● TASK REQUIREMENTS
Print the whole listing exactly.

Excerpts from a figure dataset:
↓↓↓

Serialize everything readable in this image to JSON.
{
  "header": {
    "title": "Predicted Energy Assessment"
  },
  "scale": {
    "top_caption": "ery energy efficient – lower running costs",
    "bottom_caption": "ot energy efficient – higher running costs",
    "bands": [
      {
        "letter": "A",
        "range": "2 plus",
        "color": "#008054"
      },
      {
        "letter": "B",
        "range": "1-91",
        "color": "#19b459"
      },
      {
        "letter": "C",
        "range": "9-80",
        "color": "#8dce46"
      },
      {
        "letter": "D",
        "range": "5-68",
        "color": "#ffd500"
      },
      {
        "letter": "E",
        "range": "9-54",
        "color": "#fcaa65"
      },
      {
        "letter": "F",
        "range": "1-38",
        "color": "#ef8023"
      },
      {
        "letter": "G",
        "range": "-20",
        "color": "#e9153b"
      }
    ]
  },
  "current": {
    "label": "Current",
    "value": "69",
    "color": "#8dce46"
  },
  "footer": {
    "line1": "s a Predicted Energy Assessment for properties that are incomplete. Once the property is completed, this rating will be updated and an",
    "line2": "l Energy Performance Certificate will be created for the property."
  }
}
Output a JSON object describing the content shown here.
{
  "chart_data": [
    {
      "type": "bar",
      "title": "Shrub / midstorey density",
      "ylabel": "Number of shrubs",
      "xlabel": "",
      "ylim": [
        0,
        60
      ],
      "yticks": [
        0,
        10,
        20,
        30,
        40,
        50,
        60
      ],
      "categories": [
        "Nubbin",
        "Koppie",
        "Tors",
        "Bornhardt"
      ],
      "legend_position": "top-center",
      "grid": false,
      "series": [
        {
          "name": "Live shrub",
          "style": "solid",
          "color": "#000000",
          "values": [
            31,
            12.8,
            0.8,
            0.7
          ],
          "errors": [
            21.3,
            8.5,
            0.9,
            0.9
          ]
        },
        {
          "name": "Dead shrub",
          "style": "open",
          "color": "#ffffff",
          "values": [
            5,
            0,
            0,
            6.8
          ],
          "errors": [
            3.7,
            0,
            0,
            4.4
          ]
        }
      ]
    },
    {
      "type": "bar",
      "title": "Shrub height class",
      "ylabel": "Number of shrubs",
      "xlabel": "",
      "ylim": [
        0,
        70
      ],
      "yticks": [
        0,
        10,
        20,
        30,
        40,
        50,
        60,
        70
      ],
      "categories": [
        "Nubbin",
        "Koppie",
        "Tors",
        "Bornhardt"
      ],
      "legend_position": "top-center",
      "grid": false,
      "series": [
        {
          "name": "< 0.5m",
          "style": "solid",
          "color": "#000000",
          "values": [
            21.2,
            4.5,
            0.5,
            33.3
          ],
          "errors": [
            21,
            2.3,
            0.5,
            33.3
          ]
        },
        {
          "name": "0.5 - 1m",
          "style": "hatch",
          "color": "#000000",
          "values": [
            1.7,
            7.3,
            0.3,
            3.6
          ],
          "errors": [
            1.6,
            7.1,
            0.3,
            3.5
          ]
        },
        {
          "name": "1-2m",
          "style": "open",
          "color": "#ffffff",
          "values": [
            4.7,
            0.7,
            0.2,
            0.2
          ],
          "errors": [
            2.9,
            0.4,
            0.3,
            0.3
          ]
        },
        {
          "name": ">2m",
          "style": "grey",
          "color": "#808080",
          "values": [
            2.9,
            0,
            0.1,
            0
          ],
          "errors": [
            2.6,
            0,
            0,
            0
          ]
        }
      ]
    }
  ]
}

↑↑↑

● ANSWER TO THE PROBLEM
Serialize everything readable in this image to JSON.
{
  "header": {
    "title": "Predicted Energy Assessment"
  },
  "scale": {
    "top_caption": "ery energy efficient – lower running costs",
    "bottom_caption": "ot energy efficient – higher running costs",
    "bands": [
      {
        "letter": "A",
        "range": "2 plus",
        "color": "#008054"
      },
      {
        "letter": "B",
        "range": "1-91",
        "color": "#19b459"
      },
      {
        "letter": "C",
        "range": "9-80",
        "color": "#8dce46"
      },
      {
        "letter": "D",
        "range": "5-68",
        "color": "#ffd500"
      },
      {
        "letter": "E",
        "range": "9-54",
        "color": "#fcaa65"
      },
      {
        "letter": "F",
        "range": "1-38",
        "color": "#ef8023"
      },
      {
        "letter": "G",
        "range": "-20",
        "color": "#e9153b"
      }
    ]
  },
  "current": {
    "label": "Current",
    "value": "69",
    "color": "#8dce46"
  },
  "footer": {
    "line1": "s a Predicted Energy Assessment for properties that are incomplete. Once the property is completed, this rating will be updated and an",
    "line2": "l Energy Performance Certificate will be created for the property."
  }
}
Output a JSON object describing the content shown here.
{
  "chart_data": [
    {
      "type": "bar",
      "title": "Shrub / midstorey density",
      "ylabel": "Number of shrubs",
      "xlabel": "",
      "ylim": [
        0,
        60
      ],
      "yticks": [
        0,
        10,
        20,
        30,
        40,
        50,
        60
      ],
      "categories": [
        "Nubbin",
        "Koppie",
        "Tors",
        "Bornhardt"
      ],
      "legend_position": "top-center",
      "grid": false,
      "series": [
        {
          "name": "Live shrub",
          "style": "solid",
          "color": "#000000",
          "values": [
            31,
            12.8,
            0.8,
            0.7
          ],
          "errors": [
            21.3,
            8.5,
            0.9,
            0.9
          ]
        },
        {
          "name": "Dead shrub",
          "style": "open",
          "color": "#ffffff",
          "values": [
            5,
            0,
            0,
            6.8
          ],
          "errors": [
            3.7,
            0,
            0,
            4.4
          ]
        }
      ]
    },
    {
      "type": "bar",
      "title": "Shrub height class",
      "ylabel": "Number of shrubs",
      "xlabel": "",
      "ylim": [
        0,
        70
      ],
      "yticks": [
        0,
        10,
        20,
        30,
        40,
        50,
        60,
        70
      ],
      "categories": [
        "Nubbin",
        "Koppie",
        "Tors",
        "Bornhardt"
      ],
      "legend_position": "top-center",
      "grid": false,
      "series": [
        {
          "name": "< 0.5m",
          "style": "solid",
          "color": "#000000",
          "values": [
            21.2,
            4.5,
            0.5,
            33.3
          ],
          "errors": [
            21,
            2.3,
            0.5,
            33.3
          ]
        },
        {
          "name": "0.5 - 1m",
          "style": "hatch",
          "color": "#000000",
          "values": [
            1.7,
            7.3,
            0.3,
            3.6
          ],
          "errors": [
            1.6,
            7.1,
            0.3,
            3.5
          ]
        },
        {
          "name": "1-2m",
          "style": "open",
          "color": "#ffffff",
          "values": [
            4.7,
            0.7,
            0.2,
            0.2
          ],
          "errors": [
            2.9,
            0.4,
            0.3,
            0.3
          ]
        },
        {
          "name": ">2m",
          "style": "grey",
          "color": "#808080",
          "values": [
            2.9,
            0,
            0.1,
            0
          ],
          "errors": [
            2.6,
            0,
            0,
            0
          ]
        }
      ]
    }
  ]
}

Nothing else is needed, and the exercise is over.